Data entries
──────────

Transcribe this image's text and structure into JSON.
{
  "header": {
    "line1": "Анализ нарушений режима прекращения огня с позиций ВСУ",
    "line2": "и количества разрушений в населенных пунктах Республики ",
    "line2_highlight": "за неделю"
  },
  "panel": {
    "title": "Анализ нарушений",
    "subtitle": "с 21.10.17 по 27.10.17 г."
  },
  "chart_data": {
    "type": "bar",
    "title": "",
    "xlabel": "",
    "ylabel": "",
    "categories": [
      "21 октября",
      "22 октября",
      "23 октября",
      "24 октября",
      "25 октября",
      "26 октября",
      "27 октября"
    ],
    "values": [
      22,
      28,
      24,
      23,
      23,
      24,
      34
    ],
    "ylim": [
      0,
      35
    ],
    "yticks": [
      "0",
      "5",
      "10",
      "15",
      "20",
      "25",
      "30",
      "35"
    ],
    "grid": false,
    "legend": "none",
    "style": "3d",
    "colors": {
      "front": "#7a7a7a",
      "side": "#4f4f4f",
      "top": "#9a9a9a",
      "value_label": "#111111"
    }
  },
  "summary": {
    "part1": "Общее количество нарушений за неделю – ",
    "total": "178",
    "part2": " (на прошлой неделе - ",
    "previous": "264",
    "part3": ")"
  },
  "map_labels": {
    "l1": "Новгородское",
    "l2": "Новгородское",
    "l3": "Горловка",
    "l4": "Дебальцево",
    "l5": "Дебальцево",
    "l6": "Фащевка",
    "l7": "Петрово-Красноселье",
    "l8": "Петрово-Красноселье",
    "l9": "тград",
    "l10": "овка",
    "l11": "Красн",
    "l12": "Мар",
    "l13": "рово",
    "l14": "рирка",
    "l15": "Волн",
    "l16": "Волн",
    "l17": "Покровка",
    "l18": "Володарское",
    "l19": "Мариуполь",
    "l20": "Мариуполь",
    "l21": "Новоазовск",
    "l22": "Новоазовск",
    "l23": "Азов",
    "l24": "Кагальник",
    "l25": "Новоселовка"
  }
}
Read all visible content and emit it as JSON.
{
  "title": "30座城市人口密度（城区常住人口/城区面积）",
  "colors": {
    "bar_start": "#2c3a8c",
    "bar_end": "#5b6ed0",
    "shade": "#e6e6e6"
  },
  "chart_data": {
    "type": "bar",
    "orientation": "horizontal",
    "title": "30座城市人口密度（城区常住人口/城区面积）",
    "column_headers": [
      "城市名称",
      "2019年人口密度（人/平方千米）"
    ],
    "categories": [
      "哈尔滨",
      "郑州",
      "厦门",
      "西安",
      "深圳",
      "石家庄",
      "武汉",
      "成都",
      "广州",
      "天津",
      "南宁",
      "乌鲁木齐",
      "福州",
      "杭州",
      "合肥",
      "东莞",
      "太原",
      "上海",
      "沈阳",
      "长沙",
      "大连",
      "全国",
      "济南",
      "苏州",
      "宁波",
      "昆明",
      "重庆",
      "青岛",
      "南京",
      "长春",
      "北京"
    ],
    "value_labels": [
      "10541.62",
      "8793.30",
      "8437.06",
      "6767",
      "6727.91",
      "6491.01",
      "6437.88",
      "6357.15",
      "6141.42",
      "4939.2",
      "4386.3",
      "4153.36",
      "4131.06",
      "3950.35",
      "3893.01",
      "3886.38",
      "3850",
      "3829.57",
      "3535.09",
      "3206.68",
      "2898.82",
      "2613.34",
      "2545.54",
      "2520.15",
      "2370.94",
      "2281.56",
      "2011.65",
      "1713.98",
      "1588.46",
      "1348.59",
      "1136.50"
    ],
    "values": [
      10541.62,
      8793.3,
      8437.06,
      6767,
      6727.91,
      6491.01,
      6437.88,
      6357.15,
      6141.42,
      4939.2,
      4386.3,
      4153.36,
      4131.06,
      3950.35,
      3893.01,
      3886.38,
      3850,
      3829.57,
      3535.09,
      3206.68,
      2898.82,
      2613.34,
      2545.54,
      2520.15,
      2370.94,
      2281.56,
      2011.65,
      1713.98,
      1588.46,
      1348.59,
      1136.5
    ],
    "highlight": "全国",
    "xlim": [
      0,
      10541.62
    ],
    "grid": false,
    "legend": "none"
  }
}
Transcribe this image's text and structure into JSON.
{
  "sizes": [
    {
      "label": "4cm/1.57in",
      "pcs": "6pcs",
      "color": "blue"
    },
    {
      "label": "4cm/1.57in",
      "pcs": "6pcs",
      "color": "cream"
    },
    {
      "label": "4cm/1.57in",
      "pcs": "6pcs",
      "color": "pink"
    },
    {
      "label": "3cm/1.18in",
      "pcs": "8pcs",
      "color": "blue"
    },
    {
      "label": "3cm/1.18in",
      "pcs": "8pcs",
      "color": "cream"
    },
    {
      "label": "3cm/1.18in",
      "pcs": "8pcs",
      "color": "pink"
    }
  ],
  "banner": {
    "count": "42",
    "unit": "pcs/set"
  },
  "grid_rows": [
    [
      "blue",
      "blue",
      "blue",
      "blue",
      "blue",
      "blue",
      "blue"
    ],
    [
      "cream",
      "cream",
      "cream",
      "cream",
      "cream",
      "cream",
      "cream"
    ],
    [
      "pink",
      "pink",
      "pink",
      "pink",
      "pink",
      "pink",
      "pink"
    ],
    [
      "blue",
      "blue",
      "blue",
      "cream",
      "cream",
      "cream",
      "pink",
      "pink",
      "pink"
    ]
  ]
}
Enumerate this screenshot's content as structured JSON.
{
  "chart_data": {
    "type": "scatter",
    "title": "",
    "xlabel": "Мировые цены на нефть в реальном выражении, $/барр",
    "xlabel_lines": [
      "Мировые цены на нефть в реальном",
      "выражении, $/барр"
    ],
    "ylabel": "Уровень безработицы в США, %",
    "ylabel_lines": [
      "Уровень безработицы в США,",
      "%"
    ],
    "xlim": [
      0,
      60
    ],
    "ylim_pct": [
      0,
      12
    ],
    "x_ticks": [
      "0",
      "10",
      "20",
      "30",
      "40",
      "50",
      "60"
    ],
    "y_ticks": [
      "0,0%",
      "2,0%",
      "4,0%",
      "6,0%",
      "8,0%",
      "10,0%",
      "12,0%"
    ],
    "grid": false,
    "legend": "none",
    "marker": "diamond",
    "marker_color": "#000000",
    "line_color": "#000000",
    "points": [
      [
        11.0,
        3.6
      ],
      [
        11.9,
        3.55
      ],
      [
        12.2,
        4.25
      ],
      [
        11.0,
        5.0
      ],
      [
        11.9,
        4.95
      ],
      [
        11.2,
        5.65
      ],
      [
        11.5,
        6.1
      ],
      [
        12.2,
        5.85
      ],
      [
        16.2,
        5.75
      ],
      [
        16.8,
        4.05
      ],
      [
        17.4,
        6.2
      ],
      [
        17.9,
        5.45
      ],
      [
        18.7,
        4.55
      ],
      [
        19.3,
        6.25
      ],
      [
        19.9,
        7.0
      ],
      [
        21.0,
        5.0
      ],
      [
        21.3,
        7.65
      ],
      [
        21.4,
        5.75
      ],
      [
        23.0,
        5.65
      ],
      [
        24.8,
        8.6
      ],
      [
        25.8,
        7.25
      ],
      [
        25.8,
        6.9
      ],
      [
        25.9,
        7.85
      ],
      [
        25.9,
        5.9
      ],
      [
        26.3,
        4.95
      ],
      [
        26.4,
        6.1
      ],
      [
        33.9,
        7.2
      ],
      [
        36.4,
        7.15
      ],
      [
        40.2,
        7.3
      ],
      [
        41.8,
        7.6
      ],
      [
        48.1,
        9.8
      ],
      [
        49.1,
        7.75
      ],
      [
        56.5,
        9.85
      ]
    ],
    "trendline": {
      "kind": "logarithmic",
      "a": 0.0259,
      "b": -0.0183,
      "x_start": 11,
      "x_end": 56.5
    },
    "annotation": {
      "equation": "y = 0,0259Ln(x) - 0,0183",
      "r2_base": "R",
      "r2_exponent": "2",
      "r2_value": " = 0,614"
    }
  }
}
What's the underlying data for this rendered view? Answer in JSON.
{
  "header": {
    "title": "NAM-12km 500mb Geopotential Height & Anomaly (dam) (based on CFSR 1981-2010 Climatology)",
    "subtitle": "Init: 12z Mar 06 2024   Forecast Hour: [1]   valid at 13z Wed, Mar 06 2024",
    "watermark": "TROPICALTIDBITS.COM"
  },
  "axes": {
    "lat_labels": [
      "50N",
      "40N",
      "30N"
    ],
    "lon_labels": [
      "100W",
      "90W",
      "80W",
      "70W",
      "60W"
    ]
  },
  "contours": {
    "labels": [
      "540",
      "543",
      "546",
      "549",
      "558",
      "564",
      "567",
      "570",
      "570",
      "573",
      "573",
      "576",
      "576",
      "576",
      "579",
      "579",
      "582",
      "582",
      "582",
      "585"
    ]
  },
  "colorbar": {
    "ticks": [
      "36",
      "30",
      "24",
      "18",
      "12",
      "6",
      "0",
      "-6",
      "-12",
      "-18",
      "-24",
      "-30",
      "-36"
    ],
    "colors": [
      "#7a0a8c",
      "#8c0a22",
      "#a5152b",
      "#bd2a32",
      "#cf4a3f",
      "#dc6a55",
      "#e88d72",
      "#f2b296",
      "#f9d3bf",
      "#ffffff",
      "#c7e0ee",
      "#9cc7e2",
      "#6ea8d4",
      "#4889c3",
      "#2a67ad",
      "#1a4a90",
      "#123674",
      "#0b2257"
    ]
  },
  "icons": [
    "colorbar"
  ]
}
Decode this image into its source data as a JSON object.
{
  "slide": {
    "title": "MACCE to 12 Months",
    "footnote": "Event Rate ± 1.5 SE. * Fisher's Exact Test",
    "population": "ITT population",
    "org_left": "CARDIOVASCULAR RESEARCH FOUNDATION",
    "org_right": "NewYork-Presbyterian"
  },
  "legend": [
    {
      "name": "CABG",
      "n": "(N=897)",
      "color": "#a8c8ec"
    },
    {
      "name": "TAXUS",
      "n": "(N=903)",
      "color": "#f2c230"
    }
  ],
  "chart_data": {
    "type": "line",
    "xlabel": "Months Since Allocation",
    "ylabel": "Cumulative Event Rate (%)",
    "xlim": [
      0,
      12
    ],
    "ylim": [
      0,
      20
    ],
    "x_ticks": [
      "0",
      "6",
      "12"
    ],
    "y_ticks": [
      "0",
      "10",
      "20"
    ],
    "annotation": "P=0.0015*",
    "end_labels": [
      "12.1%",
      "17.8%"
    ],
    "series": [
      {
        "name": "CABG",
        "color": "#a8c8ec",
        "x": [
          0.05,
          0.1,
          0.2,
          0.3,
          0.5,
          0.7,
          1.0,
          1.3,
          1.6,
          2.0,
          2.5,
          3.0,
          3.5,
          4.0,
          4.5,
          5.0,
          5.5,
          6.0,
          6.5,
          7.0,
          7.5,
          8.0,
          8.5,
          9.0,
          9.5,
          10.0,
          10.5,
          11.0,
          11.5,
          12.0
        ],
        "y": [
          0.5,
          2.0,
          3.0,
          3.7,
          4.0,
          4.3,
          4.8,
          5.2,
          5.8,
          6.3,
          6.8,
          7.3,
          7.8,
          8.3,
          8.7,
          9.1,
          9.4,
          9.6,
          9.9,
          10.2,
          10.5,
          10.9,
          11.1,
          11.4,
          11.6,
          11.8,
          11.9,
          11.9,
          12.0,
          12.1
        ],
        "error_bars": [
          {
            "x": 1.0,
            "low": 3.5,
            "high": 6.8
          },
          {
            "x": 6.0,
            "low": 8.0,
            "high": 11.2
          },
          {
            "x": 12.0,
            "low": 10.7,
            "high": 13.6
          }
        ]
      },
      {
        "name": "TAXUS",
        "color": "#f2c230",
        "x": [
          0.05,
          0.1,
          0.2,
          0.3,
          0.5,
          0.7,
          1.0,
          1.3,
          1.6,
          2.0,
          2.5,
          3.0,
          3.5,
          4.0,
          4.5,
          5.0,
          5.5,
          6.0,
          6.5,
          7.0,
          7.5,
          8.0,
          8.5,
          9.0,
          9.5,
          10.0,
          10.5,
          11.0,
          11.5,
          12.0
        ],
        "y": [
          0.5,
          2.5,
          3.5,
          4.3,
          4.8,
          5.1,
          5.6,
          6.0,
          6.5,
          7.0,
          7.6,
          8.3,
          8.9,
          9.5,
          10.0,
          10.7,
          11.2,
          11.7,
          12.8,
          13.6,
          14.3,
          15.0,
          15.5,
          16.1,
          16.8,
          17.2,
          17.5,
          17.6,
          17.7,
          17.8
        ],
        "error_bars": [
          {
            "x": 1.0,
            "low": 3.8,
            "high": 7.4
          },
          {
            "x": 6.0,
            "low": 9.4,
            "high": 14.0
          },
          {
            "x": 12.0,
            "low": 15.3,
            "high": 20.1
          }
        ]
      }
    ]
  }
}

──────────

- WHAT IS REQUIRED: Identify the lines above with the word "name". Copy them.

- RESPONSE:
      "name": "CABG",
      "name": "TAXUS",
        "name": "CABG",
        "name": "TAXUS",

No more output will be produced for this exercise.